Prompt -
Copy each line below in which the string "marker" occurs.

───── Records to use

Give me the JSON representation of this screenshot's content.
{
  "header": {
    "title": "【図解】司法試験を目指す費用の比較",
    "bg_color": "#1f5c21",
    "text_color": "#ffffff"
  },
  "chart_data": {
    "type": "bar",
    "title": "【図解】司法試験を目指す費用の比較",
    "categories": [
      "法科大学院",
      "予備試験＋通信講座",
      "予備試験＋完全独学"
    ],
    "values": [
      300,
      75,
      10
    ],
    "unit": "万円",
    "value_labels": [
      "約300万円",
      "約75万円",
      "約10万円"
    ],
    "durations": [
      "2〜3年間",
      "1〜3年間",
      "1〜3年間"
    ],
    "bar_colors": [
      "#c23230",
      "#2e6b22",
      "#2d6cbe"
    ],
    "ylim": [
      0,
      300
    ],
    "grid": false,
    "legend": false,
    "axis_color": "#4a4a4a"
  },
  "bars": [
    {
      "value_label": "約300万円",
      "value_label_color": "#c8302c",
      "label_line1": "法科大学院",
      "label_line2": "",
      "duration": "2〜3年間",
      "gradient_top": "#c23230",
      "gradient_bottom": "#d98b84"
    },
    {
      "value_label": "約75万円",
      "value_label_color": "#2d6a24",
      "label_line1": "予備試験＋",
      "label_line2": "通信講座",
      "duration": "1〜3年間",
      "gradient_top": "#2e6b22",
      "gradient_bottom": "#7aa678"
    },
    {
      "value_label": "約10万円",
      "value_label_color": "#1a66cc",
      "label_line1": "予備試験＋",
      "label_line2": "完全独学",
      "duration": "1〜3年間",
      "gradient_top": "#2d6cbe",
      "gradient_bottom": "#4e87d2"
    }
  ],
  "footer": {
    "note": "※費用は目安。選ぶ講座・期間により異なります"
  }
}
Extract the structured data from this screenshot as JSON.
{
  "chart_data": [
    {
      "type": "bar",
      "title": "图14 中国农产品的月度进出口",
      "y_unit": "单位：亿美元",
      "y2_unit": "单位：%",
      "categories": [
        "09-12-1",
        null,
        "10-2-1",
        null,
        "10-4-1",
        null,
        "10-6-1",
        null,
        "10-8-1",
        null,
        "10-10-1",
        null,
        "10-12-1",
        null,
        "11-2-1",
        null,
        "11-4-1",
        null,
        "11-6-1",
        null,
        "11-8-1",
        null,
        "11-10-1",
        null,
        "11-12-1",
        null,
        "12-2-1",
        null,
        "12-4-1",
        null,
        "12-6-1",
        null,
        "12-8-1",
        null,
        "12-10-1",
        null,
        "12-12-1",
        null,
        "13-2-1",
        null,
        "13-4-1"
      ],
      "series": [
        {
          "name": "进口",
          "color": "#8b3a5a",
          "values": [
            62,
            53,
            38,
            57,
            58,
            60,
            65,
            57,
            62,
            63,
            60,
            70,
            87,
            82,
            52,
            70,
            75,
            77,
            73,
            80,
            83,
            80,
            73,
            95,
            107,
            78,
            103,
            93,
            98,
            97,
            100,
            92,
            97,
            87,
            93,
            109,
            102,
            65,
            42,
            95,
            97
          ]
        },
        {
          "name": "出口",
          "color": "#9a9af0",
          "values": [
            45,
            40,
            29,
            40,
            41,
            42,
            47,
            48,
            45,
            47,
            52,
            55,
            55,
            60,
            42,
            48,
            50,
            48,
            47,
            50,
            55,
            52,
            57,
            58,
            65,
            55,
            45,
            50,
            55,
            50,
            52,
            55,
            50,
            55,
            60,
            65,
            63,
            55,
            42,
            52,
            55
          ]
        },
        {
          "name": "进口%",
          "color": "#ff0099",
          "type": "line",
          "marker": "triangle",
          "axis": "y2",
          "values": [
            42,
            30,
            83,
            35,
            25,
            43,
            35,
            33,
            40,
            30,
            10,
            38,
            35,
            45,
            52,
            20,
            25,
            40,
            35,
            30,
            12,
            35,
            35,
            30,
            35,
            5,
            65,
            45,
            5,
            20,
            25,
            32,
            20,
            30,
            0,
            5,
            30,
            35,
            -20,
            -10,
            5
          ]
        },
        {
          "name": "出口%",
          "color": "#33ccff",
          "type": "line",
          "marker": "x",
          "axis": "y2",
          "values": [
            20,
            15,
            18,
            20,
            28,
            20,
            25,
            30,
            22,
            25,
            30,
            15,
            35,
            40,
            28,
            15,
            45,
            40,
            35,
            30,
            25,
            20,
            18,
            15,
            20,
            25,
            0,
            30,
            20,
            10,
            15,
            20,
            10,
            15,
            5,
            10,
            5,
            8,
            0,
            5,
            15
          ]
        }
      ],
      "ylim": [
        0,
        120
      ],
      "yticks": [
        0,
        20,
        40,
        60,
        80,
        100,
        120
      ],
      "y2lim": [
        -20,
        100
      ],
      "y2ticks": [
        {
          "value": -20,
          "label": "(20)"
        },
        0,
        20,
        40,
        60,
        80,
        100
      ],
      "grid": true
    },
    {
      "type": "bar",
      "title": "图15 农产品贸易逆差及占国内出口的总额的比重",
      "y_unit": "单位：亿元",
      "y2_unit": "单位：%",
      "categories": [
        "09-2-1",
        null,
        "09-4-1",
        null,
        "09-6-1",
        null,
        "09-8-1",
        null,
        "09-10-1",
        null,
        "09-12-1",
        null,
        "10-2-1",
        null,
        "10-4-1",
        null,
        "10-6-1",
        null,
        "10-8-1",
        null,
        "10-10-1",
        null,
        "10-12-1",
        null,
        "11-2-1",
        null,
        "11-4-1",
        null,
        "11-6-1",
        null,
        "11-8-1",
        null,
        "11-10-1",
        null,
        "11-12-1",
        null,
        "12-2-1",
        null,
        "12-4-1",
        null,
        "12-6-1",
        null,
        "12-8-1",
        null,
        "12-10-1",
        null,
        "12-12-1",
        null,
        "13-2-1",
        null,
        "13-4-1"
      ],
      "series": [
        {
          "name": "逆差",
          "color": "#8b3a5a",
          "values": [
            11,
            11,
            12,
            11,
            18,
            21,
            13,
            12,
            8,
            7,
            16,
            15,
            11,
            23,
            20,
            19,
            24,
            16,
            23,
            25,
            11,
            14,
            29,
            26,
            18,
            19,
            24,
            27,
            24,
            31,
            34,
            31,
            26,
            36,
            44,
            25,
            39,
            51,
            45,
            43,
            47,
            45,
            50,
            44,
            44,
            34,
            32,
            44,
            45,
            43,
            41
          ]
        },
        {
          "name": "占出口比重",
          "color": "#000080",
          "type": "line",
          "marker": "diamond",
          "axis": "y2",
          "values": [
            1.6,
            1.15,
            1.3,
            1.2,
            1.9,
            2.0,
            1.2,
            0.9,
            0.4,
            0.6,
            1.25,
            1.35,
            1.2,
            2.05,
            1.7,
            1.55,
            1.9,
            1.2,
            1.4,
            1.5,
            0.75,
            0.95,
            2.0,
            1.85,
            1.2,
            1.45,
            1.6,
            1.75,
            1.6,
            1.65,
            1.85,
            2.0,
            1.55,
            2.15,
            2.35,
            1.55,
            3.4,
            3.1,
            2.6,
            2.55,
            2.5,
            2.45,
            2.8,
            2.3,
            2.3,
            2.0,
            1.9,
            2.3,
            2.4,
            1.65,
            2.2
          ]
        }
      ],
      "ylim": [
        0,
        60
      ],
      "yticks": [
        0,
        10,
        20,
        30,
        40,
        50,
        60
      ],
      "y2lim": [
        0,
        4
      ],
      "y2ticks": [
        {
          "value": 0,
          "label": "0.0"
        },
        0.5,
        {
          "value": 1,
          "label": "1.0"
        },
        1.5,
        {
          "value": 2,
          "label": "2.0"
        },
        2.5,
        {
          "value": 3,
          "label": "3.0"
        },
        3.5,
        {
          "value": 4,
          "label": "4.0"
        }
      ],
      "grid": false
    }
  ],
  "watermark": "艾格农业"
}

──────────

Task solution -
          "marker": "triangle",
          "marker": "x",
          "marker": "diamond",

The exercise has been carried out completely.